- _ACTIVITY_: Lines that include the word "Stephen" should be copied from the listing that follows.
•••••
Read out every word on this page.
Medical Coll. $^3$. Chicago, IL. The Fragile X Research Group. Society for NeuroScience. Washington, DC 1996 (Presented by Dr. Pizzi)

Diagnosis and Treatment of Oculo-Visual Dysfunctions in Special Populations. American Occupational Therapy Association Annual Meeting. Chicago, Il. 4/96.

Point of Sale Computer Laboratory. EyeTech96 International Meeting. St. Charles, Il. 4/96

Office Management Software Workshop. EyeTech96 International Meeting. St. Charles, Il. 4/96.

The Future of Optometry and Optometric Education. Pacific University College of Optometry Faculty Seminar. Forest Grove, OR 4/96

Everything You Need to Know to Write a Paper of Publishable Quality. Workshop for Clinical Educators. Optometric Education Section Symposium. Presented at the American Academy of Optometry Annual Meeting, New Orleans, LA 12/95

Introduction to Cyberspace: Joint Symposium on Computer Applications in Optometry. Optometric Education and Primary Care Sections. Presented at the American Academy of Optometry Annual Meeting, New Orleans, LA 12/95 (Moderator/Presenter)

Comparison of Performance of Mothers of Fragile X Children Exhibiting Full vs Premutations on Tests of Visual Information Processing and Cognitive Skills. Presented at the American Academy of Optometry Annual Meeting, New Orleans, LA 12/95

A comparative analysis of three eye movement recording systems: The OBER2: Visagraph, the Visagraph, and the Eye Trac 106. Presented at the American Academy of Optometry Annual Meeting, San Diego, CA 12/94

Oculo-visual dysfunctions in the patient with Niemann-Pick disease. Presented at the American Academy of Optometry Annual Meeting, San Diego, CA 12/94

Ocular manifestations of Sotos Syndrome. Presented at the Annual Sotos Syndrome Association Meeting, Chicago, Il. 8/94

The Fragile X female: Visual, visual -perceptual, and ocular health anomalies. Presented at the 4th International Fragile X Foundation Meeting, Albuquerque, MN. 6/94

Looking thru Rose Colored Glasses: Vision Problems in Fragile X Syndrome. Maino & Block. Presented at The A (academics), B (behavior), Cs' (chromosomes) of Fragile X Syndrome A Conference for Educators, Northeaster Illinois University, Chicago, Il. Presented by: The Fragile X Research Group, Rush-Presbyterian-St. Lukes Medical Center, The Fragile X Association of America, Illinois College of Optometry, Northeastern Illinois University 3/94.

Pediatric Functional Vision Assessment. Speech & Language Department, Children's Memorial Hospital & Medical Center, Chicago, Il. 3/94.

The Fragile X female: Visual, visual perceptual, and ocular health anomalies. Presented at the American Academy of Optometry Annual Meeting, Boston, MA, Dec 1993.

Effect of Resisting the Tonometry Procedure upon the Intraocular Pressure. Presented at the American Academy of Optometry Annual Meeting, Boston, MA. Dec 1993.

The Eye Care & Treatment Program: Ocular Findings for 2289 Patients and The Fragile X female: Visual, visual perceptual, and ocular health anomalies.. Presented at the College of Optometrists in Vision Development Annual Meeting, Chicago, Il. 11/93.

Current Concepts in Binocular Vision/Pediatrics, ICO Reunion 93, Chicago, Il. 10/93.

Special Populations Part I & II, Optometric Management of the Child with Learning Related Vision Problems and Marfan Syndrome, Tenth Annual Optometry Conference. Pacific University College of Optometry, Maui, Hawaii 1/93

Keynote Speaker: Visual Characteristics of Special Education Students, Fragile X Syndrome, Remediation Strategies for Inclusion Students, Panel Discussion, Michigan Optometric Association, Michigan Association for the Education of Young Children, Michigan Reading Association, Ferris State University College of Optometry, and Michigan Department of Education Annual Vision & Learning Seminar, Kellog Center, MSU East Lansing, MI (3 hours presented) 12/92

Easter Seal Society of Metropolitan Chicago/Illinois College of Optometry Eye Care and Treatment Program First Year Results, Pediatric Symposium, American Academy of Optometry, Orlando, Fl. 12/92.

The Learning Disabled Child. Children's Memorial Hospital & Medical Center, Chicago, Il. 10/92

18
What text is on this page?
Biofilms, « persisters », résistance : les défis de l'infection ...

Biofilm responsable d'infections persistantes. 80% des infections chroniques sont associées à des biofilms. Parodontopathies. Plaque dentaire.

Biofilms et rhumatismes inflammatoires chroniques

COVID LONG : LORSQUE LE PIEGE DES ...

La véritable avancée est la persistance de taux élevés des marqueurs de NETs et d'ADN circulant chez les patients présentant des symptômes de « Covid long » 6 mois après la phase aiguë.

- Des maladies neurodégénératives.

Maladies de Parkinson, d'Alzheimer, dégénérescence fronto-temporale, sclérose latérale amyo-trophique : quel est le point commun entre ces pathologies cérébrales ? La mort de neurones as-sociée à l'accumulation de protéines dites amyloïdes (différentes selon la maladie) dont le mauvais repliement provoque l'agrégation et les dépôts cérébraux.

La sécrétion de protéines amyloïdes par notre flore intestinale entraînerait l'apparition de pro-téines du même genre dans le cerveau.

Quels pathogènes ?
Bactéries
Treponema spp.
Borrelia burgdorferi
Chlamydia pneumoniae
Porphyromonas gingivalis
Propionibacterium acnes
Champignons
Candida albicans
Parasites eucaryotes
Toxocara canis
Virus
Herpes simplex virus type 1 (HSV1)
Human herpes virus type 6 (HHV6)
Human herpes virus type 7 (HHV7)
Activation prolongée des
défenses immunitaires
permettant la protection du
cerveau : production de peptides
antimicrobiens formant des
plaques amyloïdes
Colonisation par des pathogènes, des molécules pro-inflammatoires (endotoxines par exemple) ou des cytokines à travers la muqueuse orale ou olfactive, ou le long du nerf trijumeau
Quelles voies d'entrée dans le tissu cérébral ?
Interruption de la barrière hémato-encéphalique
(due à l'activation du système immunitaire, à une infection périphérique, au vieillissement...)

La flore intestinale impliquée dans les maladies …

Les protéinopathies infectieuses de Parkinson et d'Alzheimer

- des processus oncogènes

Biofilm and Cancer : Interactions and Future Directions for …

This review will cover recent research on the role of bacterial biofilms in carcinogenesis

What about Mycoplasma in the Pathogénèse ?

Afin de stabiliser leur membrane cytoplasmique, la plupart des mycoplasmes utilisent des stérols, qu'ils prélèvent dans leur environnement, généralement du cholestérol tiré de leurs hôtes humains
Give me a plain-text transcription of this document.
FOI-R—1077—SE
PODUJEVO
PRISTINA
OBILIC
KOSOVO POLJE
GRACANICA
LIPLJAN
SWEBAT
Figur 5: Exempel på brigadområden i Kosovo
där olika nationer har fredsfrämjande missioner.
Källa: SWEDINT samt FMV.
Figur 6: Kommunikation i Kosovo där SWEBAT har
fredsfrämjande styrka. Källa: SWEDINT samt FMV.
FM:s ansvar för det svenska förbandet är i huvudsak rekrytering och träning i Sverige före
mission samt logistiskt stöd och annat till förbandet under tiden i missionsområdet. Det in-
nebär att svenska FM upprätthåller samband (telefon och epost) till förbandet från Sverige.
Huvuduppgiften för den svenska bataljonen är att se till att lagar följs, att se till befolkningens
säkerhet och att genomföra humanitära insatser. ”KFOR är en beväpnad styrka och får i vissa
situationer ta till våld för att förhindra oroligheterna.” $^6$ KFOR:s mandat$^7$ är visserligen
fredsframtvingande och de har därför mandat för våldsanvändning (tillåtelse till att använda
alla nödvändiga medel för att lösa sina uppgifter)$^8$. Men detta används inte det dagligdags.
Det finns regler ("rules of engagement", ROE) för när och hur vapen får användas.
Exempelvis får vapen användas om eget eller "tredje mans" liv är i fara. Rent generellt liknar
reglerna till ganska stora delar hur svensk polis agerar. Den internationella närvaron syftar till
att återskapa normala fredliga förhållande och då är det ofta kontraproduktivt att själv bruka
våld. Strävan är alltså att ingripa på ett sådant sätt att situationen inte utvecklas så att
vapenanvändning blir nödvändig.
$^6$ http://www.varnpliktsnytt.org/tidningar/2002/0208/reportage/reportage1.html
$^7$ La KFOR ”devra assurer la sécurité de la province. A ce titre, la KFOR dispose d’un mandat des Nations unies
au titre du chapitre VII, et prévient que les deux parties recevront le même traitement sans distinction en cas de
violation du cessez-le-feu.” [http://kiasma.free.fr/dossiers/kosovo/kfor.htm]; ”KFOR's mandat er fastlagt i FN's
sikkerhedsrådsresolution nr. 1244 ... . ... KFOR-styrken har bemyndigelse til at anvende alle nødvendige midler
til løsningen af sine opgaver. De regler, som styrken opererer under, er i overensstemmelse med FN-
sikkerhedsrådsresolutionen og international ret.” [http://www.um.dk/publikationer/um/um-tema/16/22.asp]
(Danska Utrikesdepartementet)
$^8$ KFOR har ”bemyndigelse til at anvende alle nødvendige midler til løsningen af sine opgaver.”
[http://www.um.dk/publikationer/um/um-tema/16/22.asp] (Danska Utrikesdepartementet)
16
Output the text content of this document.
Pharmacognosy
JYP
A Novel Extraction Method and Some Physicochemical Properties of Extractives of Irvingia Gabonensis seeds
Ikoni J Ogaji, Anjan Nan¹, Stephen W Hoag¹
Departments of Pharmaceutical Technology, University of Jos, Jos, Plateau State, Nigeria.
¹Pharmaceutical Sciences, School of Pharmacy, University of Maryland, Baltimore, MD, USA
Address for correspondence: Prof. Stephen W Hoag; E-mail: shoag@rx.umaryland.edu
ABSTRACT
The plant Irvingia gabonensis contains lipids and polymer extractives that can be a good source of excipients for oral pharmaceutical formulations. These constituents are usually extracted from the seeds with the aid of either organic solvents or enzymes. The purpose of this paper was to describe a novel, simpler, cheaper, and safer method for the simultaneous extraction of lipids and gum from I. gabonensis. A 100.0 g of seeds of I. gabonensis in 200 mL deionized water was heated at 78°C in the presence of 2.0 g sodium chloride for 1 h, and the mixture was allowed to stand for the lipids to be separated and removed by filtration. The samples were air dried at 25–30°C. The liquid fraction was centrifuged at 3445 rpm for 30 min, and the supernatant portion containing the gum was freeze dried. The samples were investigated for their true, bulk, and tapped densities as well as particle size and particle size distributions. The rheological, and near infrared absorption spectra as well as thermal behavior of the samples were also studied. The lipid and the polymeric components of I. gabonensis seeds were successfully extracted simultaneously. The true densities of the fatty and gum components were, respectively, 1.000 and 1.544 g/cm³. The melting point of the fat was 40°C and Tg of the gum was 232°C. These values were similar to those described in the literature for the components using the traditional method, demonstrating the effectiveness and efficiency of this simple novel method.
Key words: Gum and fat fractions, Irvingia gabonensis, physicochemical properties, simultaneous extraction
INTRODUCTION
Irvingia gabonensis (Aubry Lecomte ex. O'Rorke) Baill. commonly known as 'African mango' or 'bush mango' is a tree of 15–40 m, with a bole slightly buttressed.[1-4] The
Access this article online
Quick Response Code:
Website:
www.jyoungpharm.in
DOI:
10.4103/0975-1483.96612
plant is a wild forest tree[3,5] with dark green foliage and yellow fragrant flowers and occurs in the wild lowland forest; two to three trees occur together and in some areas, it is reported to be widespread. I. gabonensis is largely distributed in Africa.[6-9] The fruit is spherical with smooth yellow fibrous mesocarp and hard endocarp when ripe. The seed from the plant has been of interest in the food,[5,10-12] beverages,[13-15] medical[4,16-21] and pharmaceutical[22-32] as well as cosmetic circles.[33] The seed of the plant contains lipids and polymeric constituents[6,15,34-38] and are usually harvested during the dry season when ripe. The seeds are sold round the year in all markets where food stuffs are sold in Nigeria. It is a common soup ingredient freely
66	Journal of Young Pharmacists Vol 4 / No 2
•••••
- _EXERCISE RESULT_:
Ikoni J Ogaji, Anjan Nan¹, Stephen W Hoag¹
Address for correspondence: Prof. Stephen W Hoag; E-mail: shoag@rx.umaryland.edu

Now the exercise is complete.